TASK TO CARRY OUT >>
List all lines of the data that include the string "then".

RECORD EXCERPTS >>
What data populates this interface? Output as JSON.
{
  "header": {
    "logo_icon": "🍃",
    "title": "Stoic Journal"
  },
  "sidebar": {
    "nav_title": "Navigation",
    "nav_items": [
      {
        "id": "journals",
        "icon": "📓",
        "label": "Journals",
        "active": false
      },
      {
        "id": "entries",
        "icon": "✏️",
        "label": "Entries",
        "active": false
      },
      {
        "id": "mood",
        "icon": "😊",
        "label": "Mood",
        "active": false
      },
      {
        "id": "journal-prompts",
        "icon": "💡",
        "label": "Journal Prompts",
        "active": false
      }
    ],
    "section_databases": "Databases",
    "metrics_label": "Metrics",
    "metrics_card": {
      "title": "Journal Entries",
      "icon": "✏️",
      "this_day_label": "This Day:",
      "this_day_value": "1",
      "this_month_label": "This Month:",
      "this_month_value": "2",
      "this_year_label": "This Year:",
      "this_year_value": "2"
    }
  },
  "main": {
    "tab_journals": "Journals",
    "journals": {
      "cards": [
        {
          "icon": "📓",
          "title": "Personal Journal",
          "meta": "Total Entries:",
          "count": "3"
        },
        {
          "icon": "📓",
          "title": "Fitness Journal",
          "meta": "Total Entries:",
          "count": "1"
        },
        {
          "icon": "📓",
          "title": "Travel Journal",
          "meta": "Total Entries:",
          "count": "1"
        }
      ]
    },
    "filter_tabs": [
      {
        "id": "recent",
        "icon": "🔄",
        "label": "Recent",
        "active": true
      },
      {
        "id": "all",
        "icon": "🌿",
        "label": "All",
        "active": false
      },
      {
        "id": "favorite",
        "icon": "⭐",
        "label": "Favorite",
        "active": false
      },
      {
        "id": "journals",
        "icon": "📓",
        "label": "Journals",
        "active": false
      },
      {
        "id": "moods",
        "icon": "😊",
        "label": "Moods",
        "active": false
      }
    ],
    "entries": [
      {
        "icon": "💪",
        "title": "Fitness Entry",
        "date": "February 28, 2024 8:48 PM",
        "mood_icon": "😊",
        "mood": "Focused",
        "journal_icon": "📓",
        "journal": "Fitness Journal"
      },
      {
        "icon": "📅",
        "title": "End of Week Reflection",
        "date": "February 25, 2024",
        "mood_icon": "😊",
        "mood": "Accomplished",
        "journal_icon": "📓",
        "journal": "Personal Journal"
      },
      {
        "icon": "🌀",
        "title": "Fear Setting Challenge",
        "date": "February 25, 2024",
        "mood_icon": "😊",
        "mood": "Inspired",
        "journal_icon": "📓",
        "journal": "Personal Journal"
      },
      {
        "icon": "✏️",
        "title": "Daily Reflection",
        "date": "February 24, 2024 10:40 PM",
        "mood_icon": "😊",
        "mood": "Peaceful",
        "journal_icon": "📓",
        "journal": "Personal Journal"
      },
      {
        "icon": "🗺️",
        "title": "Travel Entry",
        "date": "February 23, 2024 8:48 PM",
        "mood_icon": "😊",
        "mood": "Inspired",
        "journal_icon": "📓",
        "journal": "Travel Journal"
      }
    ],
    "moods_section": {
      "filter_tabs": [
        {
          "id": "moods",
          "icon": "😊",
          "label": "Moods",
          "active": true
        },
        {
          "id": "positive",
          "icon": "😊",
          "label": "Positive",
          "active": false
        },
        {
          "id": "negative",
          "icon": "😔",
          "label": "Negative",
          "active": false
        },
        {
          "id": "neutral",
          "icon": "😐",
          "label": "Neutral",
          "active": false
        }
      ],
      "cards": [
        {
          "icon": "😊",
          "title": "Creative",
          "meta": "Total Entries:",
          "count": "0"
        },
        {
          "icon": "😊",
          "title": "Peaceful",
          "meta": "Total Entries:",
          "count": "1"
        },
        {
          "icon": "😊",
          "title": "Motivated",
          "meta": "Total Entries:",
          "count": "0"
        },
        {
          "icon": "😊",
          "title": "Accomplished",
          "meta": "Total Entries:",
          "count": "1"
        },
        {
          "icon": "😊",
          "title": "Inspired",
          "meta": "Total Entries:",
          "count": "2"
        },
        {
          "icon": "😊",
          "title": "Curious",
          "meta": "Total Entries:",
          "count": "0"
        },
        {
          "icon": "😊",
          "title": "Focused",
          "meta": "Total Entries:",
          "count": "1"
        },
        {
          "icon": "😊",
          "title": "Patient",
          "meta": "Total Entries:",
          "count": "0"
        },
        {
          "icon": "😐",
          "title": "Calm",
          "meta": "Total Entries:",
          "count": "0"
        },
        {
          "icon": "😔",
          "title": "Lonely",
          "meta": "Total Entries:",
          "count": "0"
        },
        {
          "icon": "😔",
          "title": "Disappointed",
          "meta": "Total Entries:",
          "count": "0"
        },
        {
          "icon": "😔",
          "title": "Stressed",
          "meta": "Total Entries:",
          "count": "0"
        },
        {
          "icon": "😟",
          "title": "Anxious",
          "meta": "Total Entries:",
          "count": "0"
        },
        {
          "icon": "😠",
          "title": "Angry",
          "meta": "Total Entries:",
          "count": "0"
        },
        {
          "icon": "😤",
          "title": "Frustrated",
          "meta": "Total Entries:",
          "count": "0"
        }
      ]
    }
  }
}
* * *
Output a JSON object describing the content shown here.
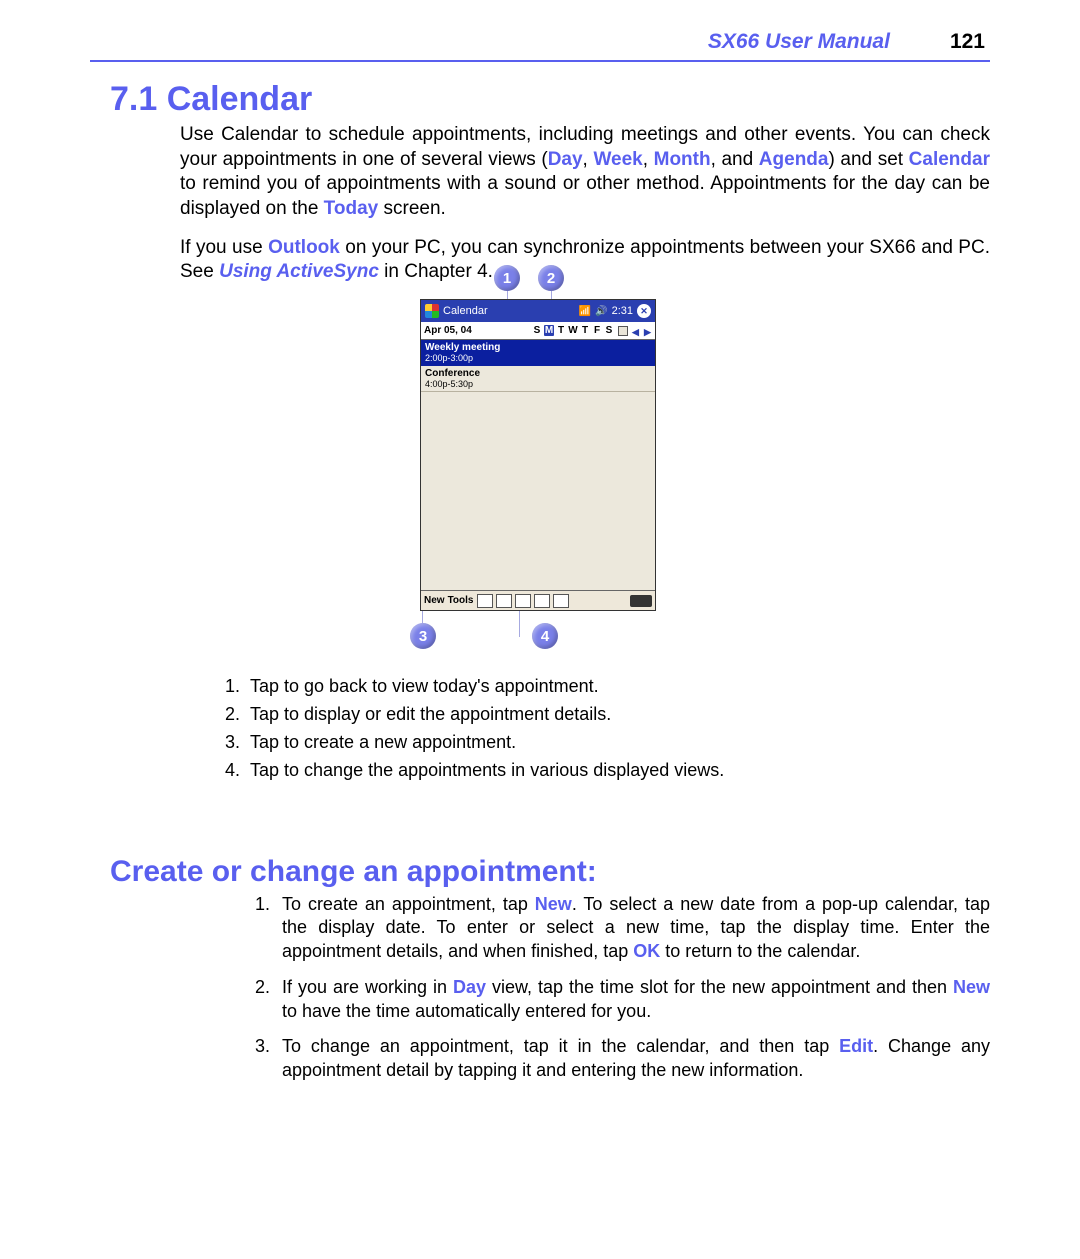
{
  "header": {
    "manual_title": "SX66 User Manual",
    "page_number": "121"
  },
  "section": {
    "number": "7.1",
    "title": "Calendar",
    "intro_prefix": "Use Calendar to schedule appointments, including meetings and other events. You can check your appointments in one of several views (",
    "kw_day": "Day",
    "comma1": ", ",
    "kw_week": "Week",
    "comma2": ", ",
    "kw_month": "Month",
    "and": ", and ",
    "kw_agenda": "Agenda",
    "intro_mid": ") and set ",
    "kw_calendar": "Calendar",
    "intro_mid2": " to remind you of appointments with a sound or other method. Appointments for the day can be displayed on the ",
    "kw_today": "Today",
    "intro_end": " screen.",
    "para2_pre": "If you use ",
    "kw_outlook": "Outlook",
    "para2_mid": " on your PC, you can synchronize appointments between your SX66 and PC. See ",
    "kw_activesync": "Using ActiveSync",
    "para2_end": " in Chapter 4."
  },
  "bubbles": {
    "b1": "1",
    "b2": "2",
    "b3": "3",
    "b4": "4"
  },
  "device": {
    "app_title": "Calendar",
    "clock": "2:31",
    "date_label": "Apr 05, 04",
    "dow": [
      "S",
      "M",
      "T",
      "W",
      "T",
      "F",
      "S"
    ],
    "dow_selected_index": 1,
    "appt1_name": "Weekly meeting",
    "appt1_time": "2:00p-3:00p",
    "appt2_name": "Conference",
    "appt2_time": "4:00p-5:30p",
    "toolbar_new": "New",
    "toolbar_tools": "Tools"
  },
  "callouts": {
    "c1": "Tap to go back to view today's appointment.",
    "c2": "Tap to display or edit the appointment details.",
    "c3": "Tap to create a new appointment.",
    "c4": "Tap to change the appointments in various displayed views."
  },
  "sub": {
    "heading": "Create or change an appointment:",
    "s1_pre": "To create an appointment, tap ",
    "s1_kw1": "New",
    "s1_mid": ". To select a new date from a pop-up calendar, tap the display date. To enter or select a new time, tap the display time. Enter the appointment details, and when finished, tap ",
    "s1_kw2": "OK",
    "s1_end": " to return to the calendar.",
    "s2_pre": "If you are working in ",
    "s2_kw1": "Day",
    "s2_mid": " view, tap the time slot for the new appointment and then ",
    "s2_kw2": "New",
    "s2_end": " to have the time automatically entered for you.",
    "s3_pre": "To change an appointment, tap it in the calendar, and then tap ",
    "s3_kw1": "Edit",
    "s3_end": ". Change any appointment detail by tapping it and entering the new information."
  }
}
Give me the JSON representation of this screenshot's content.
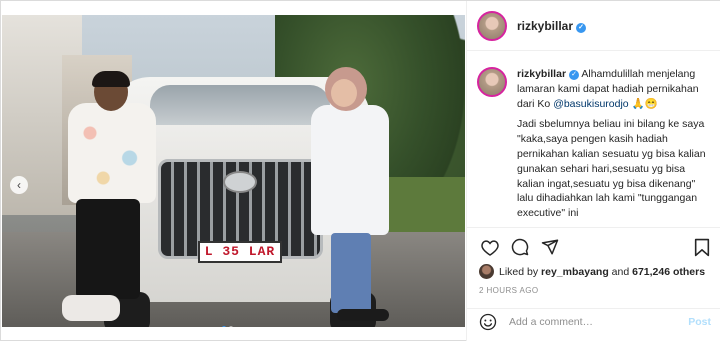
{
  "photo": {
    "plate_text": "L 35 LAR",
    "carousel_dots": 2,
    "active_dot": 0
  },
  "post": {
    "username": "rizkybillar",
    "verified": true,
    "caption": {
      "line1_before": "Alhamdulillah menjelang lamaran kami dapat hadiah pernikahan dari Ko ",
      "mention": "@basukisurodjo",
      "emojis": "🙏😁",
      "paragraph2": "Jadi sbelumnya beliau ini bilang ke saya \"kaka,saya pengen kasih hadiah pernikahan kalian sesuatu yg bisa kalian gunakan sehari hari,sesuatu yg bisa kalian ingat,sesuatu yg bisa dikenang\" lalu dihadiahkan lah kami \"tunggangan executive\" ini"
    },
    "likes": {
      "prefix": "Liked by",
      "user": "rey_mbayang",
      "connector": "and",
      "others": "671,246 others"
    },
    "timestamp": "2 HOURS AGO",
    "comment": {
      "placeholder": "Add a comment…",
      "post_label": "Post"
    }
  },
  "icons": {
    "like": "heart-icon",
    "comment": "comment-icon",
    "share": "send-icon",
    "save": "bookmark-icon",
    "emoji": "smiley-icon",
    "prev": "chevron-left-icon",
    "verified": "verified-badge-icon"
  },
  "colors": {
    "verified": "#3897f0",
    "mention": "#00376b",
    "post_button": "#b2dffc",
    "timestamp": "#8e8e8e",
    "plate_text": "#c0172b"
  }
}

SOLUTION BELOW >>
    "s2_mid": " view, tap the time slot for the new appointment and then ",
    "s3_pre": "To change an appointment, tap it in the calendar, and then tap ",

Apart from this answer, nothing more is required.